Below are some entries; can you quote all of them exactly?

---------- Dataset extract ----------

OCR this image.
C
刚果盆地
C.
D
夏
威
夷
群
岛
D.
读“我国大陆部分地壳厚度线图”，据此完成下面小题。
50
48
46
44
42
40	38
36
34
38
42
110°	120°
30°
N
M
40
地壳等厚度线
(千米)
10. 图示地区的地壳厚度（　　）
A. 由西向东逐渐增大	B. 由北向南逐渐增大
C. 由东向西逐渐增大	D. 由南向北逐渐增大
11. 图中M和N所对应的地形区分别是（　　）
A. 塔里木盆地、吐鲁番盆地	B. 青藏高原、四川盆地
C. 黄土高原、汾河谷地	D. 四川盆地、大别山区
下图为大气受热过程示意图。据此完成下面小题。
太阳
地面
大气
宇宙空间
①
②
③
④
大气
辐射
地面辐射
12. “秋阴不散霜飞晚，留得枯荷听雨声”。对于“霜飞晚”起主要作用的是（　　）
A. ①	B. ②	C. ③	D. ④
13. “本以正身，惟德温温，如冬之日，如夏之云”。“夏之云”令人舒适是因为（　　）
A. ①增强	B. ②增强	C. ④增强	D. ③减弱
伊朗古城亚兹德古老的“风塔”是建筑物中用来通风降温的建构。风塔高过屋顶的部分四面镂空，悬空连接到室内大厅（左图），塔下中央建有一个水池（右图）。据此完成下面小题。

----------

Response to the task:
OCR this image.
C
刚果盆地
C.
D
夏
威
夷
群
岛
D.
读“我国大陆部分地壳厚度线图”，据此完成下面小题。
50
48
46
44
42
40	38
36
34
38
42
110°	120°
30°
N
M
40
地壳等厚度线
(千米)
10. 图示地区的地壳厚度（　　）
A. 由西向东逐渐增大	B. 由北向南逐渐增大
C. 由东向西逐渐增大	D. 由南向北逐渐增大
11. 图中M和N所对应的地形区分别是（　　）
A. 塔里木盆地、吐鲁番盆地	B. 青藏高原、四川盆地
C. 黄土高原、汾河谷地	D. 四川盆地、大别山区
下图为大气受热过程示意图。据此完成下面小题。
太阳
地面
大气
宇宙空间
①
②
③
④
大气
辐射
地面辐射
12. “秋阴不散霜飞晚，留得枯荷听雨声”。对于“霜飞晚”起主要作用的是（　　）
A. ①	B. ②	C. ③	D. ④
13. “本以正身，惟德温温，如冬之日，如夏之云”。“夏之云”令人舒适是因为（　　）
A. ①增强	B. ②增强	C. ④增强	D. ③减弱
伊朗古城亚兹德古老的“风塔”是建筑物中用来通风降温的建构。风塔高过屋顶的部分四面镂空，悬空连接到室内大厅（左图），塔下中央建有一个水池（右图）。据此完成下面小题。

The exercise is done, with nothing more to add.